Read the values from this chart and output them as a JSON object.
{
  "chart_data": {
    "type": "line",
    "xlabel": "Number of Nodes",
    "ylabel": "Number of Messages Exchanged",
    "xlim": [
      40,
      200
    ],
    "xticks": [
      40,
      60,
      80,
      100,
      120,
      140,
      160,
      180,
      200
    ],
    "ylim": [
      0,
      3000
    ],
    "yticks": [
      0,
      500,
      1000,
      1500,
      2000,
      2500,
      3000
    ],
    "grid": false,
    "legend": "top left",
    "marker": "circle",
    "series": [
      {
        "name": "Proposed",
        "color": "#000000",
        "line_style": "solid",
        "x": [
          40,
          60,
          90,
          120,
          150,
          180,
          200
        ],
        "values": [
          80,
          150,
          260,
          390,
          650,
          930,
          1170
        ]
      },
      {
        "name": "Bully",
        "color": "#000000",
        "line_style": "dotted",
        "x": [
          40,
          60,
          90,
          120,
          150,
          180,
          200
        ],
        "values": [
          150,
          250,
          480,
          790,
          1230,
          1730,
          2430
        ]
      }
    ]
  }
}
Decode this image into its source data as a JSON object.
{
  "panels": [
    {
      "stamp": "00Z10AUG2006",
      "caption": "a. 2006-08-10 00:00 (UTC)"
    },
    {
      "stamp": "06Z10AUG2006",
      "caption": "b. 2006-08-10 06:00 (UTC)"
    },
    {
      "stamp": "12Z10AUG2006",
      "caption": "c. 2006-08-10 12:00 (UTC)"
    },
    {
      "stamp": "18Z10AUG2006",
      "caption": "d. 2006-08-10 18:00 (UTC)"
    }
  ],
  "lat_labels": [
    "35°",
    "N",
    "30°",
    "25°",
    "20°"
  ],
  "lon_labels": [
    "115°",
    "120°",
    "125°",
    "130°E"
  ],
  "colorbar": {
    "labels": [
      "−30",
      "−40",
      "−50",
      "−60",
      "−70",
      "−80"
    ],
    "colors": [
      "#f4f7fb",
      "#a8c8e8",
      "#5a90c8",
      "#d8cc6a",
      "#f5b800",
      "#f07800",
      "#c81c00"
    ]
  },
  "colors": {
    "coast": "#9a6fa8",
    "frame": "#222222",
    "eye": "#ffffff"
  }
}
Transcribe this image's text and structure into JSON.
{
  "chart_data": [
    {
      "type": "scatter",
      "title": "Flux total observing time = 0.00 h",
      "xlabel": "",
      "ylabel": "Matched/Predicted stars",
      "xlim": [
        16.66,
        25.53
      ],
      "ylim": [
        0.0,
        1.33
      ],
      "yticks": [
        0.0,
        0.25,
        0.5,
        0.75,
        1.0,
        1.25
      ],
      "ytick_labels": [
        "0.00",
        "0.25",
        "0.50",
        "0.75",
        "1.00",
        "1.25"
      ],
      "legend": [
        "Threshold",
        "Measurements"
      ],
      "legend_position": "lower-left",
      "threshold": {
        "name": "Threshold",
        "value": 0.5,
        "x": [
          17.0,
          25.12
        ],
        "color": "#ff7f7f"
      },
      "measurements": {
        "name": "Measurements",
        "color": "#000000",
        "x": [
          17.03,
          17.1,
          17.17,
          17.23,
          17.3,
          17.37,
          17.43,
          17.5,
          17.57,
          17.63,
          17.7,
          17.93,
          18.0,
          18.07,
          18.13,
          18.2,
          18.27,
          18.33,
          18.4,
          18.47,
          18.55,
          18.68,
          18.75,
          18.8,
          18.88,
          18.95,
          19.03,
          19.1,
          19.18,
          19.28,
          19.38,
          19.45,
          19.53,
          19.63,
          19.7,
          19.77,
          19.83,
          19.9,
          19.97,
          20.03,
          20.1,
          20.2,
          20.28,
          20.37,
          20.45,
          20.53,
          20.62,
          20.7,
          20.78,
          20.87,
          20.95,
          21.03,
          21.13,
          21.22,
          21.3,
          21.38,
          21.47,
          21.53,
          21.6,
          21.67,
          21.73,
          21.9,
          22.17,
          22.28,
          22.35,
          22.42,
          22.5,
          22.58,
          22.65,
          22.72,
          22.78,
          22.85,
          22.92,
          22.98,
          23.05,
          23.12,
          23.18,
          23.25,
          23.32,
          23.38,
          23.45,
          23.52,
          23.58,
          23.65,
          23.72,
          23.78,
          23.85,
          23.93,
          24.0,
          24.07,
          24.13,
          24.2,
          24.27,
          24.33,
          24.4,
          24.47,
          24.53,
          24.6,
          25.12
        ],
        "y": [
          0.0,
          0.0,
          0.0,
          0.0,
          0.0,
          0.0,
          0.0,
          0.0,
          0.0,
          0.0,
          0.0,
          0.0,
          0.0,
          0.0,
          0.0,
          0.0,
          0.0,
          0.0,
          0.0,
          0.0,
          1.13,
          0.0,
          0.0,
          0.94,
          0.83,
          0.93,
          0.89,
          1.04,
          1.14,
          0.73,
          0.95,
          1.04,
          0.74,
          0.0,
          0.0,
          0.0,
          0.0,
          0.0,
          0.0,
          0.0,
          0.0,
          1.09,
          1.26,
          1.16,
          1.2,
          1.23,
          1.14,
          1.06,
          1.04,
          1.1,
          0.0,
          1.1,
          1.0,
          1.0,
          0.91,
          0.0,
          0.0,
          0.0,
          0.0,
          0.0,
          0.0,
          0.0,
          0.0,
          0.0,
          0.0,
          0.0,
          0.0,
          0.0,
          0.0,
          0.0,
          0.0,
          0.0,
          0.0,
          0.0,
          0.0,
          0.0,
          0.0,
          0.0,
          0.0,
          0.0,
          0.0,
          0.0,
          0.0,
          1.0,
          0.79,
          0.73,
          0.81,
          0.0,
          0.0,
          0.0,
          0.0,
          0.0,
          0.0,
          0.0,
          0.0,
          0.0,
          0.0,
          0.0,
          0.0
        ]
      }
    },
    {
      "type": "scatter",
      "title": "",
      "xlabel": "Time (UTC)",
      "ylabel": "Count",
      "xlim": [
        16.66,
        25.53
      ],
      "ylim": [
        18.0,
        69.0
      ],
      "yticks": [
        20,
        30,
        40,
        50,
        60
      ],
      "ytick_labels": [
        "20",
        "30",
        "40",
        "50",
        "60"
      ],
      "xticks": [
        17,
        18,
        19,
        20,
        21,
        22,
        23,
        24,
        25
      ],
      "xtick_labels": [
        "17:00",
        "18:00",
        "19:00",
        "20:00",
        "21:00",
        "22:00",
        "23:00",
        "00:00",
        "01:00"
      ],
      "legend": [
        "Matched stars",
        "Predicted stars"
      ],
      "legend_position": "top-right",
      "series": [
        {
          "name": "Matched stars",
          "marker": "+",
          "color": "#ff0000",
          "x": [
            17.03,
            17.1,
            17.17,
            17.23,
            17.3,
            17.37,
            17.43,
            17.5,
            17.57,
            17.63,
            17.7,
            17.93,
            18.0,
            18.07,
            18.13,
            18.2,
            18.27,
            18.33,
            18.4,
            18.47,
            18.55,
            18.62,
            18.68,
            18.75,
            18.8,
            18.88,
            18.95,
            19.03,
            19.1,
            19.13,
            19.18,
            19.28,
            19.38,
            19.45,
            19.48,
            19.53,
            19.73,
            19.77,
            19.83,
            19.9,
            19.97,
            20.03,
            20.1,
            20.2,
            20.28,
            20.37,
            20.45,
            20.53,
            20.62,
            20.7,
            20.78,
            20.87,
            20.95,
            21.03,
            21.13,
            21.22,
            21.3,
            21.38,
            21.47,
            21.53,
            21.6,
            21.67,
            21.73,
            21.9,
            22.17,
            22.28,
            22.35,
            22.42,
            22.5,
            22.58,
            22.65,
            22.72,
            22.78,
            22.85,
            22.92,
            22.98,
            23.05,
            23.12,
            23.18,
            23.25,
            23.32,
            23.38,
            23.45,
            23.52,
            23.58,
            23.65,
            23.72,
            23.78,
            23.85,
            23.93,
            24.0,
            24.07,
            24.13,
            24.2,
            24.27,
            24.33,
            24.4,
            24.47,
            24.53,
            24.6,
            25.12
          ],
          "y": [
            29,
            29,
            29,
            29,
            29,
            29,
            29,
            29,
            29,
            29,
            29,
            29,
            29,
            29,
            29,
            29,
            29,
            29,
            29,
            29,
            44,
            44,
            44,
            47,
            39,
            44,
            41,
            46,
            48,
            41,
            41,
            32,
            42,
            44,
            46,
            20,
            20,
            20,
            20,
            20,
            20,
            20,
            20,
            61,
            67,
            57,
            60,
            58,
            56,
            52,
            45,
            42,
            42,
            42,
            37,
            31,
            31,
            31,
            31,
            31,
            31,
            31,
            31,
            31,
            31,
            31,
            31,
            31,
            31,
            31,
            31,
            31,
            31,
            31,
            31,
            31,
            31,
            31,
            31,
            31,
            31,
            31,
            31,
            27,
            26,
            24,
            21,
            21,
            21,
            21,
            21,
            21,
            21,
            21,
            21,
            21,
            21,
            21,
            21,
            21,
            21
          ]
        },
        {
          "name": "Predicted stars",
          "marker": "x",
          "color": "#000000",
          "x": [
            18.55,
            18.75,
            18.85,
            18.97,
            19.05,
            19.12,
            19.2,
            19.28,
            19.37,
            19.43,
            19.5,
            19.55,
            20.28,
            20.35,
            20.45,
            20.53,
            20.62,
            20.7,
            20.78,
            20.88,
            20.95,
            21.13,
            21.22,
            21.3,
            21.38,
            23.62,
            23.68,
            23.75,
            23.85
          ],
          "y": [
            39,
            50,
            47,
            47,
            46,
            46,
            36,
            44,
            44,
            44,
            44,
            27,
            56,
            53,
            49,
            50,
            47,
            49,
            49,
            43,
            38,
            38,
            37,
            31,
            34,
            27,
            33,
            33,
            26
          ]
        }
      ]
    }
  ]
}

---+---

● WHAT THE EXERCISE ASKS
Write down every line of the data above that includes the string "into".

● TASK SOLUTION
Decode this image into its source data as a JSON object.
Transcribe this image's text and structure into JSON.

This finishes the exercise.